[Dataset items]
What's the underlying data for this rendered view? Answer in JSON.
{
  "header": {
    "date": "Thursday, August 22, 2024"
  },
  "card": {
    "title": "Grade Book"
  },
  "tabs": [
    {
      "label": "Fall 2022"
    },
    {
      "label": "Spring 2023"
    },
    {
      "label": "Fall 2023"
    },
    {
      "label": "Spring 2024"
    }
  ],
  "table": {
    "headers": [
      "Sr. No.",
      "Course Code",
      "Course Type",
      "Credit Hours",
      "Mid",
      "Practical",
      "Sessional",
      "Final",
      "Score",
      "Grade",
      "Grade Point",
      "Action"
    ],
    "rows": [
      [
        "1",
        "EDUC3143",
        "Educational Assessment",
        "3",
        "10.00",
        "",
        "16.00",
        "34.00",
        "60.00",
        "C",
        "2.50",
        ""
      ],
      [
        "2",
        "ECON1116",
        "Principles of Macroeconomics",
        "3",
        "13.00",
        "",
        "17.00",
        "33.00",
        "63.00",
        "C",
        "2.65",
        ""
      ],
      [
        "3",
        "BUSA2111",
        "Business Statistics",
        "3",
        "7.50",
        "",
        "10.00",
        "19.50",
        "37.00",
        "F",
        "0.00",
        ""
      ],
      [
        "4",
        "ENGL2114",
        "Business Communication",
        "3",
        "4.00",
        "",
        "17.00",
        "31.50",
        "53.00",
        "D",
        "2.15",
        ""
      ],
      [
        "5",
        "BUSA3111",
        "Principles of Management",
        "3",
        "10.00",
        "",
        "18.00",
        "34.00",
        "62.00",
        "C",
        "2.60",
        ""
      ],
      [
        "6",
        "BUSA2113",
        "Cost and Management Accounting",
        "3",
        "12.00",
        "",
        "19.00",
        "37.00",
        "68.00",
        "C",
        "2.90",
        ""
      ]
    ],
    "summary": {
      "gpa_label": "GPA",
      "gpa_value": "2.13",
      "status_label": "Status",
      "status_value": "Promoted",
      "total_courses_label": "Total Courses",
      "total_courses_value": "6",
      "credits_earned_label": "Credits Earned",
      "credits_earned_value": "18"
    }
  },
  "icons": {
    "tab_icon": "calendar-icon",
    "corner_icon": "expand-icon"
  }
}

• Your objective:
Tally every line of the listing that holds the string "Business", then give the number by itself.

• Response to this exercise:
2